## GIVEN DATA
==============================
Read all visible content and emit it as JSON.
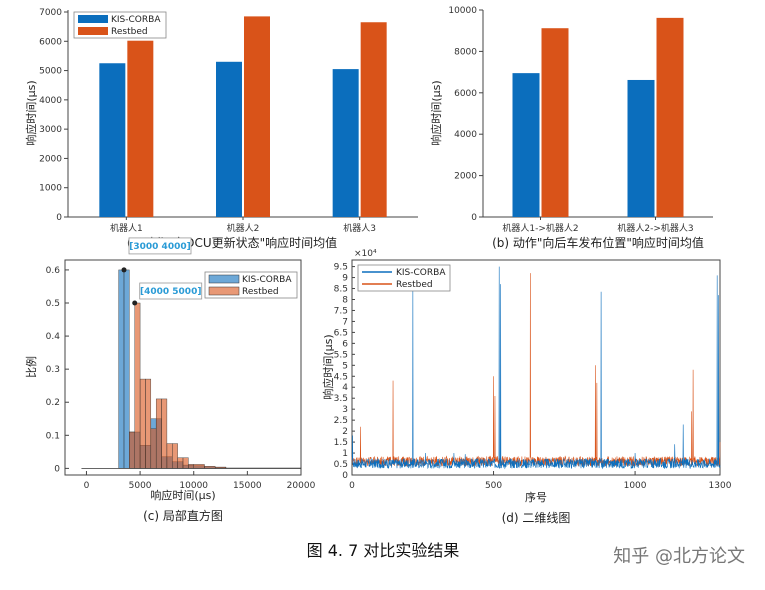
{
  "figure_caption": "图 4. 7  对比实验结果",
  "watermark": "知乎 @北方论文",
  "colors": {
    "kis": "#0b6ebd",
    "rest": "#d95319"
  },
  "chart_data": [
    {
      "id": "a",
      "type": "bar",
      "caption": "(a)动作\"向OCU更新状态\"响应时间均值",
      "ylabel": "响应时间(μs)",
      "categories": [
        "机器人1",
        "机器人2",
        "机器人3"
      ],
      "series": [
        {
          "name": "KIS-CORBA",
          "values": [
            5250,
            5300,
            5050
          ]
        },
        {
          "name": "Restbed",
          "values": [
            6020,
            6850,
            6650
          ]
        }
      ],
      "ylim": [
        0,
        7000
      ],
      "yticks": [
        "0",
        "1000",
        "2000",
        "3000",
        "4000",
        "5000",
        "6000",
        "7000"
      ],
      "legend": "top-left"
    },
    {
      "id": "b",
      "type": "bar",
      "caption": "(b) 动作\"向后车发布位置\"响应时间均值",
      "ylabel": "响应时间(μs)",
      "categories": [
        "机器人1->机器人2",
        "机器人2->机器人3"
      ],
      "series": [
        {
          "name": "KIS-CORBA",
          "values": [
            6950,
            6620
          ]
        },
        {
          "name": "Restbed",
          "values": [
            9120,
            9620
          ]
        }
      ],
      "ylim": [
        0,
        10000
      ],
      "yticks": [
        "0",
        "2000",
        "4000",
        "6000",
        "8000",
        "10000"
      ]
    },
    {
      "id": "c",
      "type": "bar",
      "caption": "(c) 局部直方图",
      "xlabel": "响应时间(μs)",
      "ylabel": "比例",
      "bins": [
        [
          3000,
          3500
        ],
        [
          3500,
          4000
        ],
        [
          4000,
          4500
        ],
        [
          4500,
          5000
        ],
        [
          5000,
          5500
        ],
        [
          5500,
          6000
        ],
        [
          6000,
          6500
        ],
        [
          6500,
          7000
        ],
        [
          7000,
          7500
        ],
        [
          7500,
          8000
        ],
        [
          8000,
          8500
        ],
        [
          8500,
          9000
        ],
        [
          9000,
          9500
        ],
        [
          9500,
          10000
        ],
        [
          10000,
          11000
        ],
        [
          11000,
          12000
        ],
        [
          12000,
          13000
        ],
        [
          13000,
          20000
        ]
      ],
      "series": [
        {
          "name": "KIS-CORBA",
          "values": [
            0.6,
            0.6,
            0.11,
            0.11,
            0.07,
            0.07,
            0.15,
            0.15,
            0.035,
            0.035,
            0.02,
            0.02,
            0.01,
            0.01,
            0.008,
            0.005,
            0.003,
            0.001
          ]
        },
        {
          "name": "Restbed",
          "values": [
            0,
            0,
            0.11,
            0.5,
            0.27,
            0.27,
            0.12,
            0.21,
            0.21,
            0.075,
            0.075,
            0.032,
            0.032,
            0.012,
            0.012,
            0.006,
            0.004,
            0.001
          ]
        }
      ],
      "xlim": [
        -2000,
        20000
      ],
      "ylim": [
        -0.02,
        0.63
      ],
      "xticks": [
        "0",
        "5000",
        "10000",
        "15000",
        "20000"
      ],
      "yticks": [
        "0",
        "0.1",
        "0.2",
        "0.3",
        "0.4",
        "0.5",
        "0.6"
      ],
      "datatips": [
        {
          "text": "[3000 4000]",
          "x": 3500,
          "y": 0.6
        },
        {
          "text": "[4000 5000]",
          "x": 4500,
          "y": 0.5
        }
      ],
      "legend": "top-right"
    },
    {
      "id": "d",
      "type": "line",
      "caption": "(d) 二维线图",
      "xlabel": "序号",
      "ylabel": "响应时间(μs)",
      "exponent": "×10⁴",
      "series": [
        {
          "name": "KIS-CORBA",
          "baseline": 0.5,
          "spikes": [
            [
              2,
              1.8
            ],
            [
              215,
              8.4
            ],
            [
              260,
              1.0
            ],
            [
              360,
              1.0
            ],
            [
              400,
              0.95
            ],
            [
              520,
              9.5
            ],
            [
              525,
              8.7
            ],
            [
              880,
              8.35
            ],
            [
              1000,
              1.0
            ],
            [
              1140,
              1.4
            ],
            [
              1170,
              2.3
            ],
            [
              1290,
              9.1
            ],
            [
              1295,
              8.2
            ]
          ]
        },
        {
          "name": "Restbed",
          "baseline": 0.6,
          "spikes": [
            [
              30,
              2.2
            ],
            [
              145,
              4.3
            ],
            [
              500,
              4.5
            ],
            [
              505,
              3.6
            ],
            [
              630,
              9.2
            ],
            [
              860,
              5.0
            ],
            [
              865,
              4.2
            ],
            [
              1200,
              2.9
            ],
            [
              1205,
              4.8
            ],
            [
              1300,
              1.5
            ]
          ]
        }
      ],
      "xlim": [
        0,
        1300
      ],
      "ylim": [
        0,
        9.8
      ],
      "xticks": [
        "0",
        "500",
        "1000",
        "1300"
      ],
      "yticks": [
        "0",
        "0.5",
        "1",
        "1.5",
        "2",
        "2.5",
        "3",
        "3.5",
        "4",
        "4.5",
        "5",
        "5.5",
        "6",
        "6.5",
        "7",
        "7.5",
        "8",
        "8.5",
        "9",
        "9.5"
      ],
      "legend": "top-left"
    }
  ]
}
==============================
## WORK TO BE COMPLETED
Quote each line of the listing exactly, but leave the pictures out.

## SOLUTION
Read all visible content and emit it as JSON.
{
  "figure_caption": "图 4. 7  对比实验结果",
  "watermark": "知乎 @北方论文",
  "colors": {
    "kis": "#0b6ebd",
    "rest": "#d95319"
  },
  "chart_data": [
    {
      "id": "a",
      "type": "bar",
      "caption": "(a)动作\"向OCU更新状态\"响应时间均值",
      "ylabel": "响应时间(μs)",
      "categories": [
        "机器人1",
        "机器人2",
        "机器人3"
      ],
      "series": [
        {
          "name": "KIS-CORBA",
          "values": [
            5250,
            5300,
            5050
          ]
        },
        {
          "name": "Restbed",
          "values": [
            6020,
            6850,
            6650
          ]
        }
      ],
      "ylim": [
        0,
        7000
      ],
      "yticks": [
        "0",
        "1000",
        "2000",
        "3000",
        "4000",
        "5000",
        "6000",
        "7000"
      ],
      "legend": "top-left"
    },
    {
      "id": "b",
      "type": "bar",
      "caption": "(b) 动作\"向后车发布位置\"响应时间均值",
      "ylabel": "响应时间(μs)",
      "categories": [
        "机器人1->机器人2",
        "机器人2->机器人3"
      ],
      "series": [
        {
          "name": "KIS-CORBA",
          "values": [
            6950,
            6620
          ]
        },
        {
          "name": "Restbed",
          "values": [
            9120,
            9620
          ]
        }
      ],
      "ylim": [
        0,
        10000
      ],
      "yticks": [
        "0",
        "2000",
        "4000",
        "6000",
        "8000",
        "10000"
      ]
    },
    {
      "id": "c",
      "type": "bar",
      "caption": "(c) 局部直方图",
      "xlabel": "响应时间(μs)",
      "ylabel": "比例",
      "bins": [
        [
          3000,
          3500
        ],
        [
          3500,
          4000
        ],
        [
          4000,
          4500
        ],
        [
          4500,
          5000
        ],
        [
          5000,
          5500
        ],
        [
          5500,
          6000
        ],
        [
          6000,
          6500
        ],
        [
          6500,
          7000
        ],
        [
          7000,
          7500
        ],
        [
          7500,
          8000
        ],
        [
          8000,
          8500
        ],
        [
          8500,
          9000
        ],
        [
          9000,
          9500
        ],
        [
          9500,
          10000
        ],
        [
          10000,
          11000
        ],
        [
          11000,
          12000
        ],
        [
          12000,
          13000
        ],
        [
          13000,
          20000
        ]
      ],
      "series": [
        {
          "name": "KIS-CORBA",
          "values": [
            0.6,
            0.6,
            0.11,
            0.11,
            0.07,
            0.07,
            0.15,
            0.15,
            0.035,
            0.035,
            0.02,
            0.02,
            0.01,
            0.01,
            0.008,
            0.005,
            0.003,
            0.001
          ]
        },
        {
          "name": "Restbed",
          "values": [
            0,
            0,
            0.11,
            0.5,
            0.27,
            0.27,
            0.12,
            0.21,
            0.21,
            0.075,
            0.075,
            0.032,
            0.032,
            0.012,
            0.012,
            0.006,
            0.004,
            0.001
          ]
        }
      ],
      "xlim": [
        -2000,
        20000
      ],
      "ylim": [
        -0.02,
        0.63
      ],
      "xticks": [
        "0",
        "5000",
        "10000",
        "15000",
        "20000"
      ],
      "yticks": [
        "0",
        "0.1",
        "0.2",
        "0.3",
        "0.4",
        "0.5",
        "0.6"
      ],
      "datatips": [
        {
          "text": "[3000 4000]",
          "x": 3500,
          "y": 0.6
        },
        {
          "text": "[4000 5000]",
          "x": 4500,
          "y": 0.5
        }
      ],
      "legend": "top-right"
    },
    {
      "id": "d",
      "type": "line",
      "caption": "(d) 二维线图",
      "xlabel": "序号",
      "ylabel": "响应时间(μs)",
      "exponent": "×10⁴",
      "series": [
        {
          "name": "KIS-CORBA",
          "baseline": 0.5,
          "spikes": [
            [
              2,
              1.8
            ],
            [
              215,
              8.4
            ],
            [
              260,
              1.0
            ],
            [
              360,
              1.0
            ],
            [
              400,
              0.95
            ],
            [
              520,
              9.5
            ],
            [
              525,
              8.7
            ],
            [
              880,
              8.35
            ],
            [
              1000,
              1.0
            ],
            [
              1140,
              1.4
            ],
            [
              1170,
              2.3
            ],
            [
              1290,
              9.1
            ],
            [
              1295,
              8.2
            ]
          ]
        },
        {
          "name": "Restbed",
          "baseline": 0.6,
          "spikes": [
            [
              30,
              2.2
            ],
            [
              145,
              4.3
            ],
            [
              500,
              4.5
            ],
            [
              505,
              3.6
            ],
            [
              630,
              9.2
            ],
            [
              860,
              5.0
            ],
            [
              865,
              4.2
            ],
            [
              1200,
              2.9
            ],
            [
              1205,
              4.8
            ],
            [
              1300,
              1.5
            ]
          ]
        }
      ],
      "xlim": [
        0,
        1300
      ],
      "ylim": [
        0,
        9.8
      ],
      "xticks": [
        "0",
        "500",
        "1000",
        "1300"
      ],
      "yticks": [
        "0",
        "0.5",
        "1",
        "1.5",
        "2",
        "2.5",
        "3",
        "3.5",
        "4",
        "4.5",
        "5",
        "5.5",
        "6",
        "6.5",
        "7",
        "7.5",
        "8",
        "8.5",
        "9",
        "9.5"
      ],
      "legend": "top-left"
    }
  ]
}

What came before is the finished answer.